> _Stated goal_
Where a line below holds the string "threats", copy that line.

> _Stored items from a collection_

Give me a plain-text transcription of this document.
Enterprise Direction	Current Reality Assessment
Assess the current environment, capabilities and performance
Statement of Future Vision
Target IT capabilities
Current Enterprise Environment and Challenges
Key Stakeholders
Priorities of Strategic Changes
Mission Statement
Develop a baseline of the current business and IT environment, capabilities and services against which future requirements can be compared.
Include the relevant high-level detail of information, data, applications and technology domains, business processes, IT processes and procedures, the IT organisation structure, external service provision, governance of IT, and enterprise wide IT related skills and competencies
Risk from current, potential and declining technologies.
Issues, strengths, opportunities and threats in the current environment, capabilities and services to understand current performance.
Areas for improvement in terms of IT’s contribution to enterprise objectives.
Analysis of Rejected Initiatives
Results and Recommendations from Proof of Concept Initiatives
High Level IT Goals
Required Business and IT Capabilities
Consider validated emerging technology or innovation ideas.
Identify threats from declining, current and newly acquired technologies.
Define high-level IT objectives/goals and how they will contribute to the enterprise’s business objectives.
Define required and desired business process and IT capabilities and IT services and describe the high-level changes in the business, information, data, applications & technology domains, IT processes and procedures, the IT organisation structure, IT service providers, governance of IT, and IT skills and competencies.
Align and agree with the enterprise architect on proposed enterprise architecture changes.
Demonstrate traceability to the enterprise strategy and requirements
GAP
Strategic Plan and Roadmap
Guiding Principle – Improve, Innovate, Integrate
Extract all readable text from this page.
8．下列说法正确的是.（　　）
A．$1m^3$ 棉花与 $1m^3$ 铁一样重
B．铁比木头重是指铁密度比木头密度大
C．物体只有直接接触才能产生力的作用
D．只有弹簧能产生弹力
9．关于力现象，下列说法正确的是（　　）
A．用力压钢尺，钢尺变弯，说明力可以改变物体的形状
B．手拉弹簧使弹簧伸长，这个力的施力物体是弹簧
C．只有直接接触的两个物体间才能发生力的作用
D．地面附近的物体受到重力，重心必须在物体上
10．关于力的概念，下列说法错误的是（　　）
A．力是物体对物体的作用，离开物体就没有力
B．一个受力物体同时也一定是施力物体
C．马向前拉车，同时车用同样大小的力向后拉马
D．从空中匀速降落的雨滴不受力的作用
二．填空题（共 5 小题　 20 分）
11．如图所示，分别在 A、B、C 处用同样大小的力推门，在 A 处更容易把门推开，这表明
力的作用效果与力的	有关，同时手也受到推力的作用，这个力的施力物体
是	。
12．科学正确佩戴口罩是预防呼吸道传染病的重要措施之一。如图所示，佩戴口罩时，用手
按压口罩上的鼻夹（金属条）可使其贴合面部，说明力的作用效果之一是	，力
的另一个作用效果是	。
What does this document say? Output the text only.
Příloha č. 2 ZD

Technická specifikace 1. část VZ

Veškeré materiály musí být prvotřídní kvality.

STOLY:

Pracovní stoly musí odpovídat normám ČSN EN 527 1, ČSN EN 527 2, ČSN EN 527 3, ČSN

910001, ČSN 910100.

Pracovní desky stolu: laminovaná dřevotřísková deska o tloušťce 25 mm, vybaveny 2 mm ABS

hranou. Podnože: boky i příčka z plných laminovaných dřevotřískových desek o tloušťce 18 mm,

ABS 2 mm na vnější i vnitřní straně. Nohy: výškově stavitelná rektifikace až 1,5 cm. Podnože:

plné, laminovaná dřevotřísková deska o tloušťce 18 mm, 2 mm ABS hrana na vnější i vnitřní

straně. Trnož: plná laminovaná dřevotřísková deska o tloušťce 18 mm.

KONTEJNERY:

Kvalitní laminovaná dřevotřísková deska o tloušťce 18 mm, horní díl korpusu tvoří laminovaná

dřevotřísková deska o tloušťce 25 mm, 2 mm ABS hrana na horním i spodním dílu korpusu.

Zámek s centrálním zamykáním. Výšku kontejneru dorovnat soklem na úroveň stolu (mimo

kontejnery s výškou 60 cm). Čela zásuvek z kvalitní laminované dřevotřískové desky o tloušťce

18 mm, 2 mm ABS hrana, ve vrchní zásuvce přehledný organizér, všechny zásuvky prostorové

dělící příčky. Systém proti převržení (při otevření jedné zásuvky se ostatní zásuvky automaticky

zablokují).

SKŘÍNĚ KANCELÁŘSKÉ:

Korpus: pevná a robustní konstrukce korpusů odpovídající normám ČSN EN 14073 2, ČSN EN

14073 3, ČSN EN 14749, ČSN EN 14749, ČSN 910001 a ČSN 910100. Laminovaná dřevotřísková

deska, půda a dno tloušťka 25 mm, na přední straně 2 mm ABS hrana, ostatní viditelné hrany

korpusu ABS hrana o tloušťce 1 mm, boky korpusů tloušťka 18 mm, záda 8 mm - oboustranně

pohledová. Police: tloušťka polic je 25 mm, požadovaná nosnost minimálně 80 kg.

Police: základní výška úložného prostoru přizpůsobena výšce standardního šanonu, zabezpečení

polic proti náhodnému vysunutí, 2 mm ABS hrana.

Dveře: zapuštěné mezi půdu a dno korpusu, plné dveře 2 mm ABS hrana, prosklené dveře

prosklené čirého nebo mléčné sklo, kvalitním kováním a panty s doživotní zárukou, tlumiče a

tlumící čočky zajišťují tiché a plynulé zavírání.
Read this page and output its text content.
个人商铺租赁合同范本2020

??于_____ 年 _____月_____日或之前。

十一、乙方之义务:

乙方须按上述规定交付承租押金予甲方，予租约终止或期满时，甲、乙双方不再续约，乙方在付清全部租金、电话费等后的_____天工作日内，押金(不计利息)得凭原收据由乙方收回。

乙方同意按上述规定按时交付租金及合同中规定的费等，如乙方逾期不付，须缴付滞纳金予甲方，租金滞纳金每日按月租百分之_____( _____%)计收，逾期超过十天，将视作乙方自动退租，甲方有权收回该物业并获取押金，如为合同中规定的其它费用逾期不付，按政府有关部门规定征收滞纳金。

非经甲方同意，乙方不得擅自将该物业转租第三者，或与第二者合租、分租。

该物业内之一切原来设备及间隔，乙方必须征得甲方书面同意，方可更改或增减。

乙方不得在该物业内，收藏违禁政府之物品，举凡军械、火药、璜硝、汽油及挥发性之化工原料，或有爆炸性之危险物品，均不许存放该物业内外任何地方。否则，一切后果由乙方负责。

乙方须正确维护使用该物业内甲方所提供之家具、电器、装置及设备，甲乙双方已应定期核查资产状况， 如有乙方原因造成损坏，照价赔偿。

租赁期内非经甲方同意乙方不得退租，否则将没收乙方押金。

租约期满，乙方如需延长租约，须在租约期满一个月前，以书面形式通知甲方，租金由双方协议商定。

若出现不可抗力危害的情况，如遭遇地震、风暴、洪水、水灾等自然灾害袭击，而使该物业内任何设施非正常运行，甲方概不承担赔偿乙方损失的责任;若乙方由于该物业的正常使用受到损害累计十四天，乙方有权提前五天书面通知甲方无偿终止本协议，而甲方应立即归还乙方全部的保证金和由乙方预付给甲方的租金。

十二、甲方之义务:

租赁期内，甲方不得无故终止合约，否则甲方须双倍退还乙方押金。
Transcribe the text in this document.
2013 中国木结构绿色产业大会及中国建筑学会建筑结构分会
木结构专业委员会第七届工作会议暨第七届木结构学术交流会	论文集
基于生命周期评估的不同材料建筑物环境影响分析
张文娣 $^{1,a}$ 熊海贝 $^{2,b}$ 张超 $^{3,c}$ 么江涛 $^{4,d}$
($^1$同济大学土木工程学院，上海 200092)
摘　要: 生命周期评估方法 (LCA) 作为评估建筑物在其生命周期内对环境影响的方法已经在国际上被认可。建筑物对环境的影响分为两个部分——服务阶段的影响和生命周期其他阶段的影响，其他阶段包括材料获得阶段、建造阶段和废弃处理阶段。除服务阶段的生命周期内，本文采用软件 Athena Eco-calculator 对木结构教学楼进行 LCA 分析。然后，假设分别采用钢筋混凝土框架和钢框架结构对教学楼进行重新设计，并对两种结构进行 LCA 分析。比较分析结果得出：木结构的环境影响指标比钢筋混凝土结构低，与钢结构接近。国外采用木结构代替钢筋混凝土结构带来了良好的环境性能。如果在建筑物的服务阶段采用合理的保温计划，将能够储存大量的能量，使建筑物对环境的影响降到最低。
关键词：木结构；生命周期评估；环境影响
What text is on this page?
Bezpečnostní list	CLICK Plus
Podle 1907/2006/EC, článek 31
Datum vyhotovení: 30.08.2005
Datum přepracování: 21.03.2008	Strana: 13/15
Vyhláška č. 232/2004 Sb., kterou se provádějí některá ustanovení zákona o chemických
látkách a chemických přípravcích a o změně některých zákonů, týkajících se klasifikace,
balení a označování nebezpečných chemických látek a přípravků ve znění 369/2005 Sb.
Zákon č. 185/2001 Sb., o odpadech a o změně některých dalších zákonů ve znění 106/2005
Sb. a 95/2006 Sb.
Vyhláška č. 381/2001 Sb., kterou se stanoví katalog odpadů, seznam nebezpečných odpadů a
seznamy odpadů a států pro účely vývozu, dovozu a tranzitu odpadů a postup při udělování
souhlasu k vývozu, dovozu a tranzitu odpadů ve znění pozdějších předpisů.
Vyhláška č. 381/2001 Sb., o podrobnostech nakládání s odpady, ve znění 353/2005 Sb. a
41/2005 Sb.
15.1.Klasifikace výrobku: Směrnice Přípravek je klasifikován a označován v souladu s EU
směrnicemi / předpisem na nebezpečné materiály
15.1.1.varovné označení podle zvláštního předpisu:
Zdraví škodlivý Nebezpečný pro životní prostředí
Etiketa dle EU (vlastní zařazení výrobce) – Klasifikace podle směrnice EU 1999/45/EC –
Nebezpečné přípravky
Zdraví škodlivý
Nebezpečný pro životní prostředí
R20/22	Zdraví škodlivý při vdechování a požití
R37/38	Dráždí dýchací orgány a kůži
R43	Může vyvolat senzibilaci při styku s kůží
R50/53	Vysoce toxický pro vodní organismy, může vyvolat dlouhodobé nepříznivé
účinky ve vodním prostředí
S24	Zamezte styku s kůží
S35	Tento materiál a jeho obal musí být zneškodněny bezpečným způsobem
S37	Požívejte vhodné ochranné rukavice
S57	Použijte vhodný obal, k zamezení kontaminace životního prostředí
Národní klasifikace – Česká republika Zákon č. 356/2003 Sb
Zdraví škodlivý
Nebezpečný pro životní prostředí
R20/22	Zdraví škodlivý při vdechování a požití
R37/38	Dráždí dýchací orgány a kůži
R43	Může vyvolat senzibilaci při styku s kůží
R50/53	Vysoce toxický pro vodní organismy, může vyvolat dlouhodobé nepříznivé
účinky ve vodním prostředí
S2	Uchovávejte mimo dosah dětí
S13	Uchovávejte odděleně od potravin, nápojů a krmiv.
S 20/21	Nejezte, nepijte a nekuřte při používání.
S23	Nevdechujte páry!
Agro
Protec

> _Answer_
Issues, strengths, opportunities and threats in the current environment, capabilities and services to understand current performance.
Identify threats from declining, current and newly acquired technologies.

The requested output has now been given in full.